=== SUPPLIED MATERIAL ===
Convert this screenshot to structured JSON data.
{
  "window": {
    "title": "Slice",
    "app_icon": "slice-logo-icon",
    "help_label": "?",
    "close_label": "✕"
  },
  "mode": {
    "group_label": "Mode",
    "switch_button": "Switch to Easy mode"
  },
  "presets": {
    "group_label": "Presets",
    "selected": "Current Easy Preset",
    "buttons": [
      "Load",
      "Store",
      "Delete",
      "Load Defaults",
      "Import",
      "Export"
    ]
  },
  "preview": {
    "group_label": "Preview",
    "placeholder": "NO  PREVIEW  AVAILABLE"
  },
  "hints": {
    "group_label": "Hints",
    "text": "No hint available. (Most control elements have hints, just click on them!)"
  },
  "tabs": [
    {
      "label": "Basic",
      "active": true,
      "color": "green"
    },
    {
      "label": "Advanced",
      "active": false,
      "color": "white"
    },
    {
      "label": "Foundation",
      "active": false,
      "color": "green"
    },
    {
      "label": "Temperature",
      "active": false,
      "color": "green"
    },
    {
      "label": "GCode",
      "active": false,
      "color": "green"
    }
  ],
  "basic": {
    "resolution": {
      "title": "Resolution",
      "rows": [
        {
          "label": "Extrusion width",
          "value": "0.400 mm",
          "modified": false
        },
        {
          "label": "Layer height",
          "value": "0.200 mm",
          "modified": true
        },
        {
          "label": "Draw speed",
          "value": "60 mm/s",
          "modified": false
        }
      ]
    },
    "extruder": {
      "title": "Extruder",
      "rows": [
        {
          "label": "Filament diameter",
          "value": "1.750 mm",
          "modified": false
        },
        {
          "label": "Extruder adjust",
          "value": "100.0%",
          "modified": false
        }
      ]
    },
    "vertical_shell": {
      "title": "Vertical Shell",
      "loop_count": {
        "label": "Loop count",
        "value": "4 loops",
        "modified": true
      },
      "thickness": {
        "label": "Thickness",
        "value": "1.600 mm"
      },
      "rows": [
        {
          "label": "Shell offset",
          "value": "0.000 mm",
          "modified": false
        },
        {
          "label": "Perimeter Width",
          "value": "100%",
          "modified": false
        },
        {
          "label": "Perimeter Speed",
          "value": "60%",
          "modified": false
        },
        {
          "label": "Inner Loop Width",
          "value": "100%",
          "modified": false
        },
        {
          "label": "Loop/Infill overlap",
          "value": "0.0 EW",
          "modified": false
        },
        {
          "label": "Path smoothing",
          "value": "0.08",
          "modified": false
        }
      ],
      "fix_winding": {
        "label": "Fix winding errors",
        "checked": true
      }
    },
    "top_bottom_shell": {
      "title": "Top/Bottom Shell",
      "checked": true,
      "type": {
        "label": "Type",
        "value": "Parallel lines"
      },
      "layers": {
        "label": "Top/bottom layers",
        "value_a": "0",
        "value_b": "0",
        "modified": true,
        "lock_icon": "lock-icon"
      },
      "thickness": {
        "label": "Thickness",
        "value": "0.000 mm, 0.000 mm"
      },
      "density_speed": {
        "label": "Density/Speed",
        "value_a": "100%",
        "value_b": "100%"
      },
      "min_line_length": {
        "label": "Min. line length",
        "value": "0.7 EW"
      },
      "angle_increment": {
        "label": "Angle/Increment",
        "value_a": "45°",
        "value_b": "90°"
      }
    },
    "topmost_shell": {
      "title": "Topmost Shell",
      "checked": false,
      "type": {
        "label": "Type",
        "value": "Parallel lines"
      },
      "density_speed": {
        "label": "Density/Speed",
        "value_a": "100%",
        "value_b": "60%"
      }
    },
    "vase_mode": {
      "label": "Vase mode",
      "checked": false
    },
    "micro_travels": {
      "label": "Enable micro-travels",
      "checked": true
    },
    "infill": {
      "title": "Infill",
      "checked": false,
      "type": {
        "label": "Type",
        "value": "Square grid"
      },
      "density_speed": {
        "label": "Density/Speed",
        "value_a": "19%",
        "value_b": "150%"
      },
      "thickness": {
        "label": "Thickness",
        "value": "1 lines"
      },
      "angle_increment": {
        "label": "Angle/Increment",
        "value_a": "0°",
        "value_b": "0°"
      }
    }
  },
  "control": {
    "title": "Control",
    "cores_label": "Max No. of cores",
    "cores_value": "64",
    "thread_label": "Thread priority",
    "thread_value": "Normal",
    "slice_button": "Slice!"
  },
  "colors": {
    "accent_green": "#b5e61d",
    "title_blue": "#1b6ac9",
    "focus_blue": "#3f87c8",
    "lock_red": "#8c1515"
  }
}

=== GIVEN REQUEST ===
Show all lines from the records above where the word "Perimeter" occurs.

=== TASK RESULT ===
          "label": "Perimeter Width",
          "label": "Perimeter Speed",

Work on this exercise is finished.